> _DIRECTION_
Take each line containing "Daily" and report it exactly as written.

> _TASK INPUT_
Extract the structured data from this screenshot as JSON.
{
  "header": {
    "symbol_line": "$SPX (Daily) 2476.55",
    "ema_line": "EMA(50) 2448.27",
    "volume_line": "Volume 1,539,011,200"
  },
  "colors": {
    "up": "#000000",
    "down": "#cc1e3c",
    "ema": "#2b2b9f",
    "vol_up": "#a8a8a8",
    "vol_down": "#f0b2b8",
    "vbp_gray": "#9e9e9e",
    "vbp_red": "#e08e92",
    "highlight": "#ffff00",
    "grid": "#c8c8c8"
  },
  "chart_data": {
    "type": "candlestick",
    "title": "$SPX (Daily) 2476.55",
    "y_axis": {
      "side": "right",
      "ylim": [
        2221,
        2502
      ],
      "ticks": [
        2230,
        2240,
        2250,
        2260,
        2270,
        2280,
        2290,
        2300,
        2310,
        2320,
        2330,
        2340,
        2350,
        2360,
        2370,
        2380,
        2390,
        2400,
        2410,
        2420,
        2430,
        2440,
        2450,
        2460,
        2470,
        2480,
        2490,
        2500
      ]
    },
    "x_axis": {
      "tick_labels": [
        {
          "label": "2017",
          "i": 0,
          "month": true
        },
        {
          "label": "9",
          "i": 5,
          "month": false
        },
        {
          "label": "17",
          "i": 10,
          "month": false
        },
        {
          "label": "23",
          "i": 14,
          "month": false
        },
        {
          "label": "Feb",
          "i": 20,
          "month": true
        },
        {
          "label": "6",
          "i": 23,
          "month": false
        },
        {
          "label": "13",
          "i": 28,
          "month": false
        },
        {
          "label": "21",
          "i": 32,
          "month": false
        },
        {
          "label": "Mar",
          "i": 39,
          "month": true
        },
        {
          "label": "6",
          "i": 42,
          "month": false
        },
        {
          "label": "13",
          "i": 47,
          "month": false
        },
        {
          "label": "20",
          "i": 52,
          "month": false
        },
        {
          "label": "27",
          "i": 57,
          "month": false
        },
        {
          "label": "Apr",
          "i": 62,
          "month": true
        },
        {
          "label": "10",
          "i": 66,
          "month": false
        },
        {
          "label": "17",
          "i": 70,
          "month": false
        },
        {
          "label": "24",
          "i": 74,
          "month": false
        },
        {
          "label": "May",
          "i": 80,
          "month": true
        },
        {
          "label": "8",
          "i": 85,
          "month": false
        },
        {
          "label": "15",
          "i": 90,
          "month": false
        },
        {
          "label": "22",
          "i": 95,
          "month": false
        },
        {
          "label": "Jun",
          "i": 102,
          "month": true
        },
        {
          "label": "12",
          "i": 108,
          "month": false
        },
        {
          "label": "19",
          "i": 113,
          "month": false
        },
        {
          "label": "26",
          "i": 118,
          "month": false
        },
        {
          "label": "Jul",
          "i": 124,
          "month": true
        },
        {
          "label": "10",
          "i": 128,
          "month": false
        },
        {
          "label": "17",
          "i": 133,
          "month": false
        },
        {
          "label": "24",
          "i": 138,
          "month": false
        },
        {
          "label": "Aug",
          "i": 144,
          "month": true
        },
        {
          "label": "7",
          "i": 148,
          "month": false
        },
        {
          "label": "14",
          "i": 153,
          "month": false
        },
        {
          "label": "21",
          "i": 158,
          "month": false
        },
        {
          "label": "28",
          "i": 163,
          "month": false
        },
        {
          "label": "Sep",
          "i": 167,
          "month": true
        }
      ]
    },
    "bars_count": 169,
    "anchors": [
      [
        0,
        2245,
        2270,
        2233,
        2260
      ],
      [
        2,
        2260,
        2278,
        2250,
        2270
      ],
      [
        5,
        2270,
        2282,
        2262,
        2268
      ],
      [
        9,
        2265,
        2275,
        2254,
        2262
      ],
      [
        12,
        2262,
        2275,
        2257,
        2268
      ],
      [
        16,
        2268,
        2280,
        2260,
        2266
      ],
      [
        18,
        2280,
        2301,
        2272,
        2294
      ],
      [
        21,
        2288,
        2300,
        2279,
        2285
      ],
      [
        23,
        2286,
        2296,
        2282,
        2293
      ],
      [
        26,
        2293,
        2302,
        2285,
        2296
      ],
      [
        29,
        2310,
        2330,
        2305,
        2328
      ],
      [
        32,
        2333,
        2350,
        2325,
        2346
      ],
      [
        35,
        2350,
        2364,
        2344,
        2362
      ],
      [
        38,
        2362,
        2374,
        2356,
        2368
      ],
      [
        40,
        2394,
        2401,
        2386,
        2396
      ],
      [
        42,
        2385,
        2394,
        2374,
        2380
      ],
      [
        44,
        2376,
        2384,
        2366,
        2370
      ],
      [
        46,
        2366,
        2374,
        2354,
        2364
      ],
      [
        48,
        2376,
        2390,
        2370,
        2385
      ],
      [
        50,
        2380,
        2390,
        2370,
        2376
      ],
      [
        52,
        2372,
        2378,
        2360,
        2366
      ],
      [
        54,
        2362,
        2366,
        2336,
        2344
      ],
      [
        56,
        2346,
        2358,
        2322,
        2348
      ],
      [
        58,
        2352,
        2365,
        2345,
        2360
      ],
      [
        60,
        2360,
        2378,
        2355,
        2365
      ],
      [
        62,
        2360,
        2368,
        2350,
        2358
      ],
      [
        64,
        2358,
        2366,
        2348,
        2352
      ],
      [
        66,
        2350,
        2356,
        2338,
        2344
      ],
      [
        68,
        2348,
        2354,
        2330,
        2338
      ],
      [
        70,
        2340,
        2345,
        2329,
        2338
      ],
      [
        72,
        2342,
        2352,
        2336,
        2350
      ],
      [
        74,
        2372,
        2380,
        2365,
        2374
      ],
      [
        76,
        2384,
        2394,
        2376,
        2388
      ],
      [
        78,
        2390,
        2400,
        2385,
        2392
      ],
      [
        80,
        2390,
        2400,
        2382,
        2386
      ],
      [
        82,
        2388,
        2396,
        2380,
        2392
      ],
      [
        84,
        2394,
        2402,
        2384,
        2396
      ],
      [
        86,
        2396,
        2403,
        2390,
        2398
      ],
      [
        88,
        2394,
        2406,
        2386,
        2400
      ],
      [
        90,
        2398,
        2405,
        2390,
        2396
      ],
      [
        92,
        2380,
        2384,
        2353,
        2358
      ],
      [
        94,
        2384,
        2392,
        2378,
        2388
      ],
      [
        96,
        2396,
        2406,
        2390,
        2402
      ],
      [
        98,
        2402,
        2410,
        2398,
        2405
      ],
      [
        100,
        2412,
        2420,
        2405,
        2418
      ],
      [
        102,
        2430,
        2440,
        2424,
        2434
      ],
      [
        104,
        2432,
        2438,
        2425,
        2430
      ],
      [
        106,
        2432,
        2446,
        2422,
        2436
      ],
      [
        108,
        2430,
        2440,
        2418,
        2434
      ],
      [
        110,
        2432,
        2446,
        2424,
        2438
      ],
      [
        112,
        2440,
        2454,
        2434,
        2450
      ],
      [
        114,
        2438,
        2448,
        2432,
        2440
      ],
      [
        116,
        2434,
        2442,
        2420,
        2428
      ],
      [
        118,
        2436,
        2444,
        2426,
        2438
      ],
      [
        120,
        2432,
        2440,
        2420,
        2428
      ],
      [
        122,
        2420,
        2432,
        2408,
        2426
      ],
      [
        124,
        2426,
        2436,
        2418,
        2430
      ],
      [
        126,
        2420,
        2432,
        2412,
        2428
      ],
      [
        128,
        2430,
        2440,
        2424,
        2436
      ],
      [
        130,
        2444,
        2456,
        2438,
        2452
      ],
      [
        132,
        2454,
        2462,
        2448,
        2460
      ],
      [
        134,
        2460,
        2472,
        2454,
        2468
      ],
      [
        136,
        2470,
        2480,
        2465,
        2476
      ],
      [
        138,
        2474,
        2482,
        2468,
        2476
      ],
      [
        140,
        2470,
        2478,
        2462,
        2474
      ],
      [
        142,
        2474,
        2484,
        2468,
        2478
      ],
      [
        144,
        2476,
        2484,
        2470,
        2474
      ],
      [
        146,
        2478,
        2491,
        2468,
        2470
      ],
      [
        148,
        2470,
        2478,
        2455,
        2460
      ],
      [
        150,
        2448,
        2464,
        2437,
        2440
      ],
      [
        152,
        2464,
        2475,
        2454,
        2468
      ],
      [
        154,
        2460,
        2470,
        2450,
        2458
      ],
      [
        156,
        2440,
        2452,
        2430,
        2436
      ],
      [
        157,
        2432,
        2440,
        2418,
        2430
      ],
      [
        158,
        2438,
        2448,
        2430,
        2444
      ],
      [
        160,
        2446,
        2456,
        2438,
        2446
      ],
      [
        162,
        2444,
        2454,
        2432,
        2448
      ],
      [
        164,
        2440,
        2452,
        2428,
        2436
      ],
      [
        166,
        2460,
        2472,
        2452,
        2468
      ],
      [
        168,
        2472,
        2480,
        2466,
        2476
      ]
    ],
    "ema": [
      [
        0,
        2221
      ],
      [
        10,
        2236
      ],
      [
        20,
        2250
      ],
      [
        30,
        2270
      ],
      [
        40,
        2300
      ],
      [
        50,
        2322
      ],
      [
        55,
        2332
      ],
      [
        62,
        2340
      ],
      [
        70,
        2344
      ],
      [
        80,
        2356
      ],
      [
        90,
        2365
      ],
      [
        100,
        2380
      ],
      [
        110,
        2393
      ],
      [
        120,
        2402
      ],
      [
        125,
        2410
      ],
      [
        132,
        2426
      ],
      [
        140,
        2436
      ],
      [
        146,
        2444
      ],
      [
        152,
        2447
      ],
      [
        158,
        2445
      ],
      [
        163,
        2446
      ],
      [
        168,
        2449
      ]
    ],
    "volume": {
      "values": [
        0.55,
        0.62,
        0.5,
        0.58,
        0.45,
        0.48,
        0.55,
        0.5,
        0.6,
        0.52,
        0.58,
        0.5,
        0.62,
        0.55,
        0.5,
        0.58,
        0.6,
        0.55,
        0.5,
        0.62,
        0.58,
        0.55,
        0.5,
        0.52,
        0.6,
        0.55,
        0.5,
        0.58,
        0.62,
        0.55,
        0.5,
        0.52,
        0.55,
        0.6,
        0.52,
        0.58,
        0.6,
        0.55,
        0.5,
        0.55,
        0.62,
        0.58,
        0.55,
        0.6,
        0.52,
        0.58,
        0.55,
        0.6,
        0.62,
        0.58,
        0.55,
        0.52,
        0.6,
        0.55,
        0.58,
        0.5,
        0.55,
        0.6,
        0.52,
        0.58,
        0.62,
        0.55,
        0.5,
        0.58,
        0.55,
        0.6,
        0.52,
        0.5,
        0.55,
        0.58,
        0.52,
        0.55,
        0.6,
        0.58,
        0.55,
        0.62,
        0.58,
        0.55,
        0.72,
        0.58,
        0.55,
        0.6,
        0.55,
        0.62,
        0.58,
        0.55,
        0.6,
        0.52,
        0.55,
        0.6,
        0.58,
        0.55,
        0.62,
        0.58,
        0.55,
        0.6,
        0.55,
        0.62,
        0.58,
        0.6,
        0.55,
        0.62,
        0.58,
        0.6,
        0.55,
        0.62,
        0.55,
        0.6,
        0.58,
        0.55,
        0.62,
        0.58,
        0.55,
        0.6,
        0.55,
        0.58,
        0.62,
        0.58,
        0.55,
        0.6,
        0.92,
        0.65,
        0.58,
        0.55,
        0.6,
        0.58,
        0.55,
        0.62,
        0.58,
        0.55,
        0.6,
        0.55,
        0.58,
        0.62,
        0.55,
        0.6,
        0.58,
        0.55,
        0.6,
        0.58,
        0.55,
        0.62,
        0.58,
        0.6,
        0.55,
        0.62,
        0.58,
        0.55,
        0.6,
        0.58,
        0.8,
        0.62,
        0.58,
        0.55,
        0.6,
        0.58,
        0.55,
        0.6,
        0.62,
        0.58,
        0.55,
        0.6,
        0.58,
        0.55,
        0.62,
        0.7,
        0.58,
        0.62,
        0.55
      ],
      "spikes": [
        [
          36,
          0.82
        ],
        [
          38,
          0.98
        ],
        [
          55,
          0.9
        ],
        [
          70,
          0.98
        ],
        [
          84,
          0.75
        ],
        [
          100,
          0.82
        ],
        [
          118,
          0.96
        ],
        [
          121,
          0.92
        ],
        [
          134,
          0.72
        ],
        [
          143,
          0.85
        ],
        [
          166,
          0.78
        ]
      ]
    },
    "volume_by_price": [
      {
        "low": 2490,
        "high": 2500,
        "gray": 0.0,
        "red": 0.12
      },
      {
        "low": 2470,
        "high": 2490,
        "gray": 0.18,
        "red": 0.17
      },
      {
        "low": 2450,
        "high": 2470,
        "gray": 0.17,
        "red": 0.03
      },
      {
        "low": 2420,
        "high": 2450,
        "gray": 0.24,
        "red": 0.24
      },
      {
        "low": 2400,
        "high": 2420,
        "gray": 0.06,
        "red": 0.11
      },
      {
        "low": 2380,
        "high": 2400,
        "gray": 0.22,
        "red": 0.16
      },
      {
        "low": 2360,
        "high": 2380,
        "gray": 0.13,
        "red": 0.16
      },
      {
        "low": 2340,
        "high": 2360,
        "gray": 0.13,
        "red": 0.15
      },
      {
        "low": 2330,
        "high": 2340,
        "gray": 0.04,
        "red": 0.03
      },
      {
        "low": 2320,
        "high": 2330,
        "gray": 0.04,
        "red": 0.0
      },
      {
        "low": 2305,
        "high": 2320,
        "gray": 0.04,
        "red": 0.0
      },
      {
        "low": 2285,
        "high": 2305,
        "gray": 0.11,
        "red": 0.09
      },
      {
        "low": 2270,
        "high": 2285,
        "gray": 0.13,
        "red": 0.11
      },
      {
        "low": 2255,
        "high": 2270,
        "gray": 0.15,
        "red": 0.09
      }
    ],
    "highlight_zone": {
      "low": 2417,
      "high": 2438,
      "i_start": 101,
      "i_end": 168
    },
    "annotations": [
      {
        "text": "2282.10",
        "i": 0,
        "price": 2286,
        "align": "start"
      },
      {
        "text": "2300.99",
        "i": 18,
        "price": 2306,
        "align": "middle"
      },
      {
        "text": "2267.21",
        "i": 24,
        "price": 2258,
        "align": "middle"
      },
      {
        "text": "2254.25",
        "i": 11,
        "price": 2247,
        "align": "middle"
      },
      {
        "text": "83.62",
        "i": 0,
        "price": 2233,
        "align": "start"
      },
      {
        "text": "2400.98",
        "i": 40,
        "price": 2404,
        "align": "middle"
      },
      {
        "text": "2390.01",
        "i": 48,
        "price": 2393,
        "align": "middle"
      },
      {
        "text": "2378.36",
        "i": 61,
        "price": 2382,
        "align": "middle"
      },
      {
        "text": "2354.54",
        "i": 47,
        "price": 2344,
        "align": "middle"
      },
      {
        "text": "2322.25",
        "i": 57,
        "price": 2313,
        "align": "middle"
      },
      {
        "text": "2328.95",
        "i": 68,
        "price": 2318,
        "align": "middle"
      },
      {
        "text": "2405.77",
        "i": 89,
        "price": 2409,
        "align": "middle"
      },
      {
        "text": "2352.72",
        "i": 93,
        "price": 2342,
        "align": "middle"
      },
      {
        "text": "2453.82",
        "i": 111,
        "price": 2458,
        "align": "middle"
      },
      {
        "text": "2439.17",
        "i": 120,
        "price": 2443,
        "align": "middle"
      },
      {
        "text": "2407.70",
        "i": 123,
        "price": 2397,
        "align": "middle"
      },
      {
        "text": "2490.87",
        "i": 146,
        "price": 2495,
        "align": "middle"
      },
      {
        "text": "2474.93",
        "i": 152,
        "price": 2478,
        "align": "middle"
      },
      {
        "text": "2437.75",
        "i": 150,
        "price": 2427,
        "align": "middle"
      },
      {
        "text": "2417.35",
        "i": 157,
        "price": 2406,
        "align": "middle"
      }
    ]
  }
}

> _EXERCISE SOLUTION_
    "symbol_line": "$SPX (Daily) 2476.55",
    "title": "$SPX (Daily) 2476.55",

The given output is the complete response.